▸ **Excerpted records**
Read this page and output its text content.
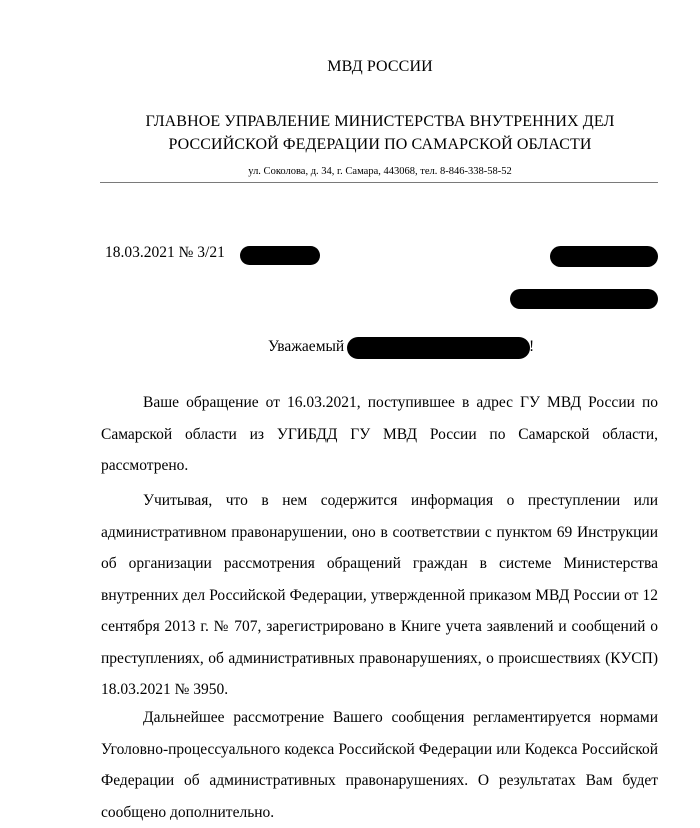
МВД РОССИИ
ГЛАВНОЕ УПРАВЛЕНИЕ МИНИСТЕРСТВА ВНУТРЕННИХ ДЕЛ
РОССИЙСКОЙ ФЕДЕРАЦИИ ПО САМАРСКОЙ ОБЛАСТИ
ул. Соколова, д. 34, г. Самара, 443068, тел. 8-846-338-58-52
18.03.2021 № 3/21
Уважаемый	!

Ваше обращение от 16.03.2021, поступившее в адрес ГУ МВД России по Самарской области из УГИБДД ГУ МВД России по Самарской области, рассмотрено.

Учитывая, что в нем содержится информация о преступлении или административном правонарушении, оно в соответствии с пунктом 69 Инструкции об организации рассмотрения обращений граждан в системе Министерства внутренних дел Российской Федерации, утвержденной приказом МВД России от 12 сентября 2013 г. № 707, зарегистрировано в Книге учета заявлений и сообщений о преступлениях, об административных правонарушениях, о происшествиях (КУСП) 18.03.2021 № 3950.

Дальнейшее рассмотрение Вашего сообщения регламентируется нормами Уголовно-процессуального кодекса Российской Федерации или Кодекса Российской Федерации об административных правонарушениях. О результатах Вам будет сообщено дополнительно.
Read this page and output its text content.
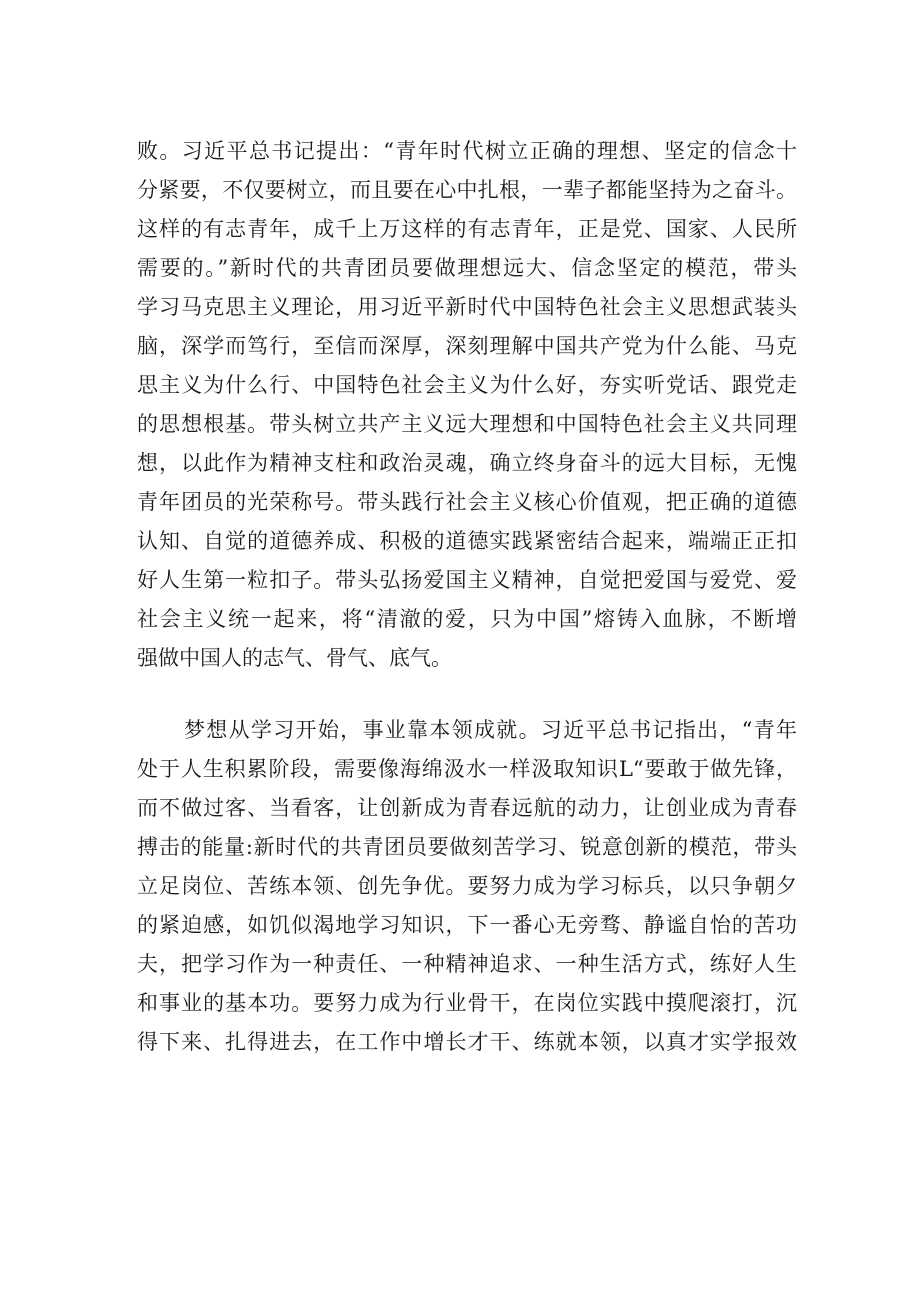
败。习近平总书记提出：“青年时代树立正确的理想、坚定的信念十
分紧要，不仅要树立，而且要在心中扎根，一辈子都能坚持为之奋斗。
这样的有志青年，成千上万这样的有志青年，正是党、国家、人民所
需要的。”新时代的共青团员要做理想远大、信念坚定的模范，带头
学习马克思主义理论，用习近平新时代中国特色社会主义思想武装头
脑，深学而笃行，至信而深厚，深刻理解中国共产党为什么能、马克
思主义为什么行、中国特色社会主义为什么好，夯实听党话、跟党走
的思想根基。带头树立共产主义远大理想和中国特色社会主义共同理
想，以此作为精神支柱和政治灵魂，确立终身奋斗的远大目标，无愧
青年团员的光荣称号。带头践行社会主义核心价值观，把正确的道德
认知、自觉的道德养成、积极的道德实践紧密结合起来，端端正正扣
好人生第一粒扣子。带头弘扬爱国主义精神，自觉把爱国与爱党、爱
社会主义统一起来，将“清澈的爱，只为中国”熔铸入血脉，不断增
强做中国人的志气、骨气、底气。
梦想从学习开始，事业靠本领成就。习近平总书记指出，“青年
处于人生积累阶段，需要像海绵汲水一样汲取知识L“要敢于做先锋，
而不做过客、当看客，让创新成为青春远航的动力，让创业成为青春
搏击的能量:新时代的共青团员要做刻苦学习、锐意创新的模范，带头
立足岗位、苦练本领、创先争优。要努力成为学习标兵，以只争朝夕
的紧迫感，如饥似渴地学习知识，下一番心无旁骛、静谧自怡的苦功
夫，把学习作为一种责任、一种精神追求、一种生活方式，练好人生
和事业的基本功。要努力成为行业骨干，在岗位实践中摸爬滚打，沉
得下来、扎得进去，在工作中增长才干、练就本领，以真才实学报效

▸ **Directive**
Pictures don't belong in the copy. Restate all the entries exactly.

▸ **Expected answer**
Read this page and output its text content.
МВД РОССИИ
ГЛАВНОЕ УПРАВЛЕНИЕ МИНИСТЕРСТВА ВНУТРЕННИХ ДЕЛ
РОССИЙСКОЙ ФЕДЕРАЦИИ ПО САМАРСКОЙ ОБЛАСТИ
ул. Соколова, д. 34, г. Самара, 443068, тел. 8-846-338-58-52
18.03.2021 № 3/21
Уважаемый	!

Ваше обращение от 16.03.2021, поступившее в адрес ГУ МВД России по Самарской области из УГИБДД ГУ МВД России по Самарской области, рассмотрено.

Учитывая, что в нем содержится информация о преступлении или административном правонарушении, оно в соответствии с пунктом 69 Инструкции об организации рассмотрения обращений граждан в системе Министерства внутренних дел Российской Федерации, утвержденной приказом МВД России от 12 сентября 2013 г. № 707, зарегистрировано в Книге учета заявлений и сообщений о преступлениях, об административных правонарушениях, о происшествиях (КУСП) 18.03.2021 № 3950.

Дальнейшее рассмотрение Вашего сообщения регламентируется нормами Уголовно-процессуального кодекса Российской Федерации или Кодекса Российской Федерации об административных правонарушениях. О результатах Вам будет сообщено дополнительно.
Read this page and output its text content.
败。习近平总书记提出：“青年时代树立正确的理想、坚定的信念十
分紧要，不仅要树立，而且要在心中扎根，一辈子都能坚持为之奋斗。
这样的有志青年，成千上万这样的有志青年，正是党、国家、人民所
需要的。”新时代的共青团员要做理想远大、信念坚定的模范，带头
学习马克思主义理论，用习近平新时代中国特色社会主义思想武装头
脑，深学而笃行，至信而深厚，深刻理解中国共产党为什么能、马克
思主义为什么行、中国特色社会主义为什么好，夯实听党话、跟党走
的思想根基。带头树立共产主义远大理想和中国特色社会主义共同理
想，以此作为精神支柱和政治灵魂，确立终身奋斗的远大目标，无愧
青年团员的光荣称号。带头践行社会主义核心价值观，把正确的道德
认知、自觉的道德养成、积极的道德实践紧密结合起来，端端正正扣
好人生第一粒扣子。带头弘扬爱国主义精神，自觉把爱国与爱党、爱
社会主义统一起来，将“清澈的爱，只为中国”熔铸入血脉，不断增
强做中国人的志气、骨气、底气。
梦想从学习开始，事业靠本领成就。习近平总书记指出，“青年
处于人生积累阶段，需要像海绵汲水一样汲取知识L“要敢于做先锋，
而不做过客、当看客，让创新成为青春远航的动力，让创业成为青春
搏击的能量:新时代的共青团员要做刻苦学习、锐意创新的模范，带头
立足岗位、苦练本领、创先争优。要努力成为学习标兵，以只争朝夕
的紧迫感，如饥似渴地学习知识，下一番心无旁骛、静谧自怡的苦功
夫，把学习作为一种责任、一种精神追求、一种生活方式，练好人生
和事业的基本功。要努力成为行业骨干，在岗位实践中摸爬滚打，沉
得下来、扎得进去，在工作中增长才干、练就本领，以真才实学报效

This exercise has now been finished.